* start Data provided *

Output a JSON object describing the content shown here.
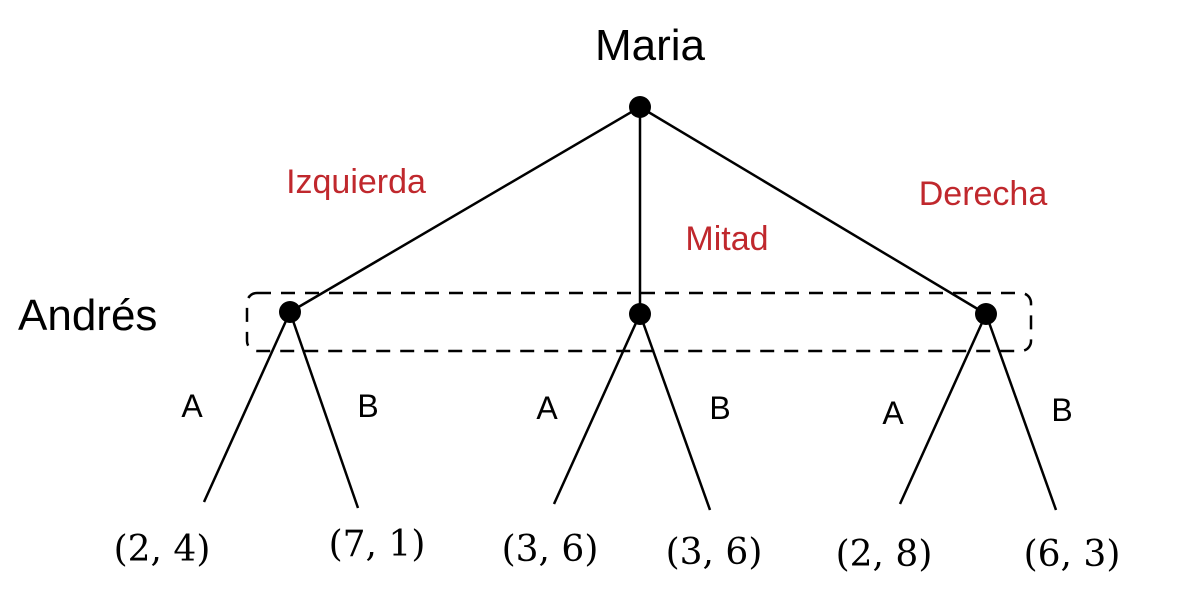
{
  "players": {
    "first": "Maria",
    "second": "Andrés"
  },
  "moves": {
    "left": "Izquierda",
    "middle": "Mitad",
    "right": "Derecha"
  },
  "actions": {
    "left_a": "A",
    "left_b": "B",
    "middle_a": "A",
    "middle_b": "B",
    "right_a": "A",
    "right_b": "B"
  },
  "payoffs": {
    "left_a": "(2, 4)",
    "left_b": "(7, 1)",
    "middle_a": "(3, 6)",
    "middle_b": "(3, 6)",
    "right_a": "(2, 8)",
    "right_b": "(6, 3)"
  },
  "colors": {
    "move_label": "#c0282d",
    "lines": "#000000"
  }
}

* end Data provided *
* start Data provided *

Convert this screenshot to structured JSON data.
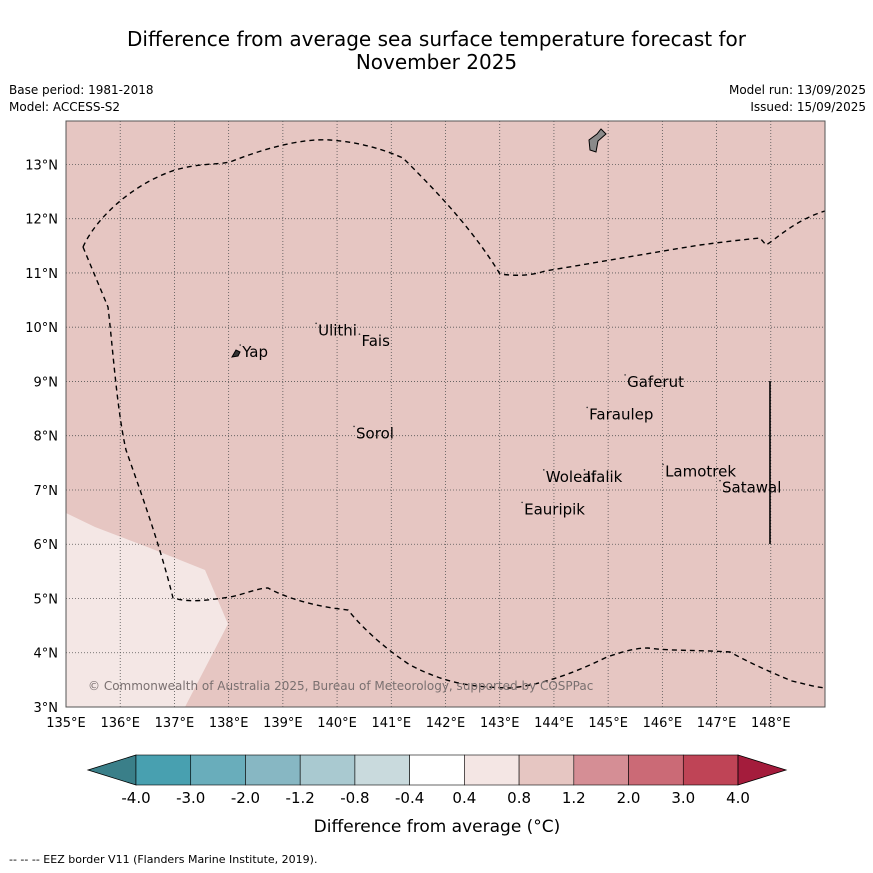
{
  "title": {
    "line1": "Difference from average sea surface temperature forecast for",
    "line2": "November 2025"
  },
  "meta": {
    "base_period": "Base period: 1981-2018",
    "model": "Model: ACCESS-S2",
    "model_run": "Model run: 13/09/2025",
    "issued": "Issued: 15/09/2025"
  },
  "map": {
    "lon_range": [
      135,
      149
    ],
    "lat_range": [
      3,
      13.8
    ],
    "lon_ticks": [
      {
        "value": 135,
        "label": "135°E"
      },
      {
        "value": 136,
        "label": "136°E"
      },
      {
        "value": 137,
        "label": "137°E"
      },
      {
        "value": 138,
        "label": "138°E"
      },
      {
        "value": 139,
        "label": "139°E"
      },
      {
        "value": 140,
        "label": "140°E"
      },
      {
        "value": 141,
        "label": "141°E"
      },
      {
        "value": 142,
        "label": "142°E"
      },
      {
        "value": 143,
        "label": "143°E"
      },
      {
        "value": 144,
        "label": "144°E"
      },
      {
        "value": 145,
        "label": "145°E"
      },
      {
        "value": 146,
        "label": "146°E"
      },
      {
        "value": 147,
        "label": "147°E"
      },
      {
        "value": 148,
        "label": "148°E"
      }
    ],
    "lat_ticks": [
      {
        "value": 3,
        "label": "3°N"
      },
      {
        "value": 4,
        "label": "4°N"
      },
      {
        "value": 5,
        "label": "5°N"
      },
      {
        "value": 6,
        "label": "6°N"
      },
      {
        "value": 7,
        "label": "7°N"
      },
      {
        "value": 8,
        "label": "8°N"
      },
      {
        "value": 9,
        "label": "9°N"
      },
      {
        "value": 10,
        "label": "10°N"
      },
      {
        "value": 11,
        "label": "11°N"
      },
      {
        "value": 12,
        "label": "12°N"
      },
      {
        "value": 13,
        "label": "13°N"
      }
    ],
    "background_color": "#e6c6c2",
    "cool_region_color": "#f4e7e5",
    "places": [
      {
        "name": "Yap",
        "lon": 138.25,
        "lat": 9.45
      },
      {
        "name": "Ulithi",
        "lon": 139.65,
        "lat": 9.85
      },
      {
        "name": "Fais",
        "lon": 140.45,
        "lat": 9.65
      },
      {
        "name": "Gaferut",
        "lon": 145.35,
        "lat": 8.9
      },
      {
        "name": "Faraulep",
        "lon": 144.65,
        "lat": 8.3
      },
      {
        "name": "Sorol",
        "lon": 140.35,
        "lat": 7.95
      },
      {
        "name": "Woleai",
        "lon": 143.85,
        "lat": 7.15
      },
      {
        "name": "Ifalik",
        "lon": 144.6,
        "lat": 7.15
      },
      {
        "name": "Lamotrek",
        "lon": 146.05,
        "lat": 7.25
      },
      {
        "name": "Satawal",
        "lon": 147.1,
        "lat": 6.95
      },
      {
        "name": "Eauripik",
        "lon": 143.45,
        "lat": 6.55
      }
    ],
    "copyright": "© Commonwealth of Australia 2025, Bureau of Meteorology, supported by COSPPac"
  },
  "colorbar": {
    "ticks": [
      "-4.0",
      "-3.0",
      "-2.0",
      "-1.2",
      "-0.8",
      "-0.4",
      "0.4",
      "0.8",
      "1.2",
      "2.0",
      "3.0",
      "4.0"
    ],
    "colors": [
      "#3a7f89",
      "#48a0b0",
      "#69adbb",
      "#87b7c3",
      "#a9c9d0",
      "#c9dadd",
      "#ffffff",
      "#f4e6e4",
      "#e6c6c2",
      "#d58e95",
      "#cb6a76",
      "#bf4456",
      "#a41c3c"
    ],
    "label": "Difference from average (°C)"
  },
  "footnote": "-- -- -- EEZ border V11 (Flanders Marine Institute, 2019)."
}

* end Data provided *

◆ Written problem
Return nothing except the number of lines that include the string "Model".

◆ Complete response
2